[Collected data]

++++++++++++++++++++

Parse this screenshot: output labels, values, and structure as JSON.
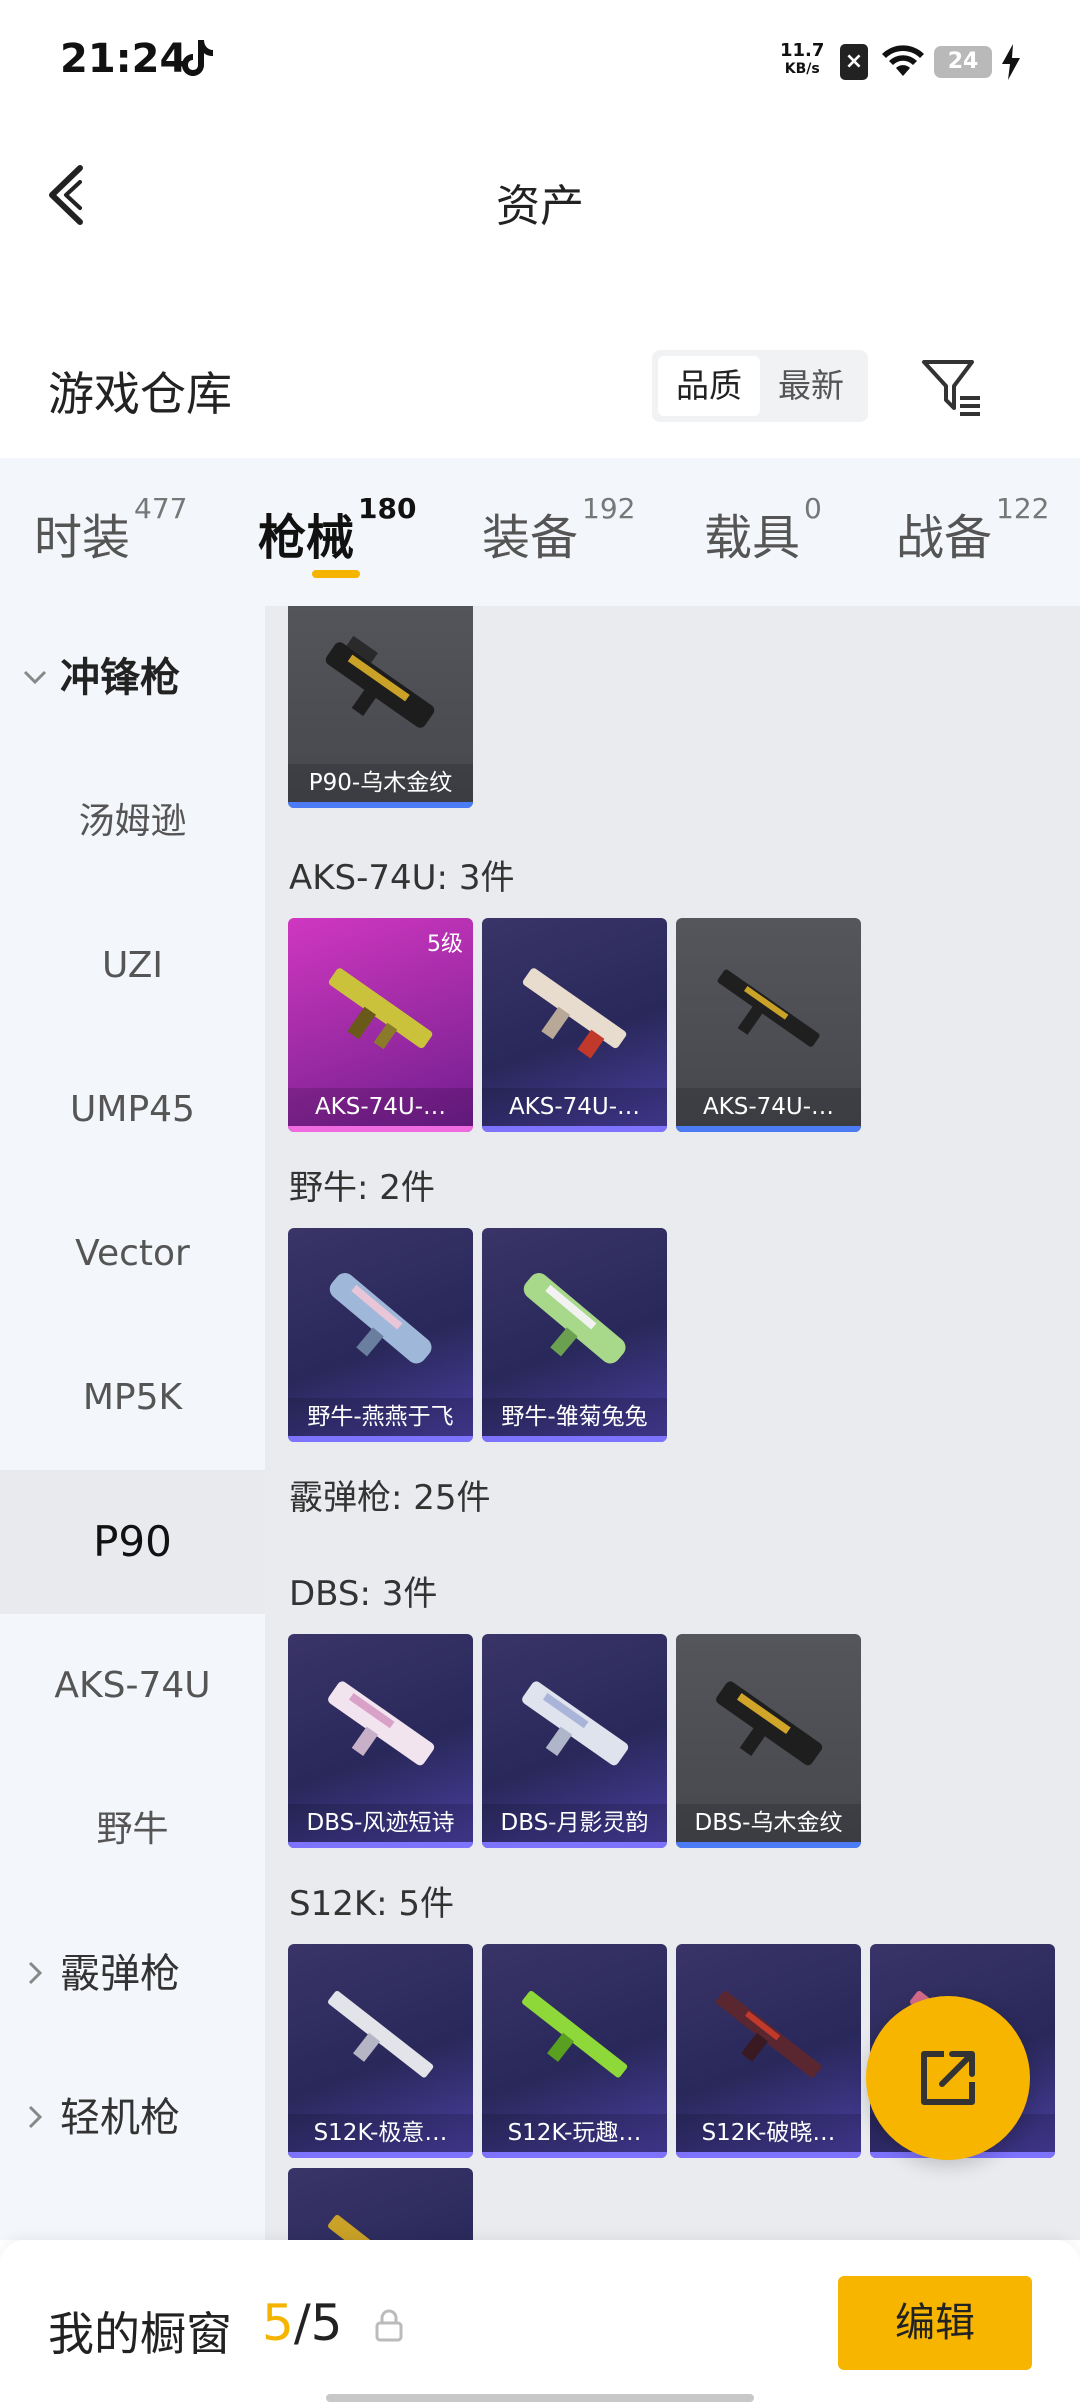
{
  "status": {
    "time": "21:24",
    "net_speed_value": "11.7",
    "net_speed_unit": "KB/s",
    "battery": "24"
  },
  "header": {
    "title": "资产",
    "back_icon": "back-arrow-icon"
  },
  "section": {
    "title": "游戏仓库",
    "sort_options": [
      "品质",
      "最新"
    ],
    "sort_selected": "品质"
  },
  "tabs": [
    {
      "label": "时装",
      "count": "477",
      "active": false
    },
    {
      "label": "枪械",
      "count": "180",
      "active": true
    },
    {
      "label": "装备",
      "count": "192",
      "active": false
    },
    {
      "label": "载具",
      "count": "0",
      "active": false
    },
    {
      "label": "战备",
      "count": "122",
      "active": false
    }
  ],
  "sidebar": {
    "items": [
      {
        "label": "冲锋枪",
        "type": "group-expanded"
      },
      {
        "label": "汤姆逊",
        "type": "item"
      },
      {
        "label": "UZI",
        "type": "item"
      },
      {
        "label": "UMP45",
        "type": "item"
      },
      {
        "label": "Vector",
        "type": "item"
      },
      {
        "label": "MP5K",
        "type": "item"
      },
      {
        "label": "P90",
        "type": "selected"
      },
      {
        "label": "AKS-74U",
        "type": "item"
      },
      {
        "label": "野牛",
        "type": "item"
      },
      {
        "label": "霰弹枪",
        "type": "group-collapsed"
      },
      {
        "label": "轻机枪",
        "type": "group-collapsed"
      }
    ]
  },
  "groups": {
    "p90": {
      "cards": [
        {
          "name": "P90-乌木金纹",
          "rarity": "gray"
        }
      ]
    },
    "aks": {
      "label": "AKS-74U: 3件",
      "cards": [
        {
          "name": "AKS-74U-…",
          "rarity": "pink",
          "level": "5级"
        },
        {
          "name": "AKS-74U-…",
          "rarity": "purple"
        },
        {
          "name": "AKS-74U-…",
          "rarity": "gray"
        }
      ]
    },
    "bison": {
      "label": "野牛: 2件",
      "cards": [
        {
          "name": "野牛-燕燕于飞",
          "rarity": "purple"
        },
        {
          "name": "野牛-雏菊兔兔",
          "rarity": "purple"
        }
      ]
    },
    "shotgun": {
      "label": "霰弹枪: 25件"
    },
    "dbs": {
      "label": "DBS: 3件",
      "cards": [
        {
          "name": "DBS-风迹短诗",
          "rarity": "purple"
        },
        {
          "name": "DBS-月影灵韵",
          "rarity": "purple"
        },
        {
          "name": "DBS-乌木金纹",
          "rarity": "gray"
        }
      ]
    },
    "s12k": {
      "label": "S12K: 5件",
      "cards": [
        {
          "name": "S12K-极意…",
          "rarity": "purple"
        },
        {
          "name": "S12K-玩趣…",
          "rarity": "purple"
        },
        {
          "name": "S12K-破晓…",
          "rarity": "purple"
        },
        {
          "name": "…",
          "rarity": "purple"
        },
        {
          "name": "",
          "rarity": "purple"
        }
      ]
    }
  },
  "fab": {
    "icon": "share-external-icon"
  },
  "bottom": {
    "label": "我的橱窗",
    "count_current": "5",
    "count_sep_total": "/5",
    "edit_label": "编辑"
  },
  "colors": {
    "accent": "#f7b500",
    "purple_card": "#2f2d63",
    "gray_card": "#4d4f55",
    "pink_card": "#c233b6",
    "panel_bg": "#f3f6fb",
    "grid_bg": "#e9ebef"
  }
}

++++++++++++++++++++

*EXERCISE GOAL*.
Using the listing above, show each line holding the string "icon".

*WRITTEN ANSWER*.
    "back_icon": "back-arrow-icon"
    "icon": "share-external-icon"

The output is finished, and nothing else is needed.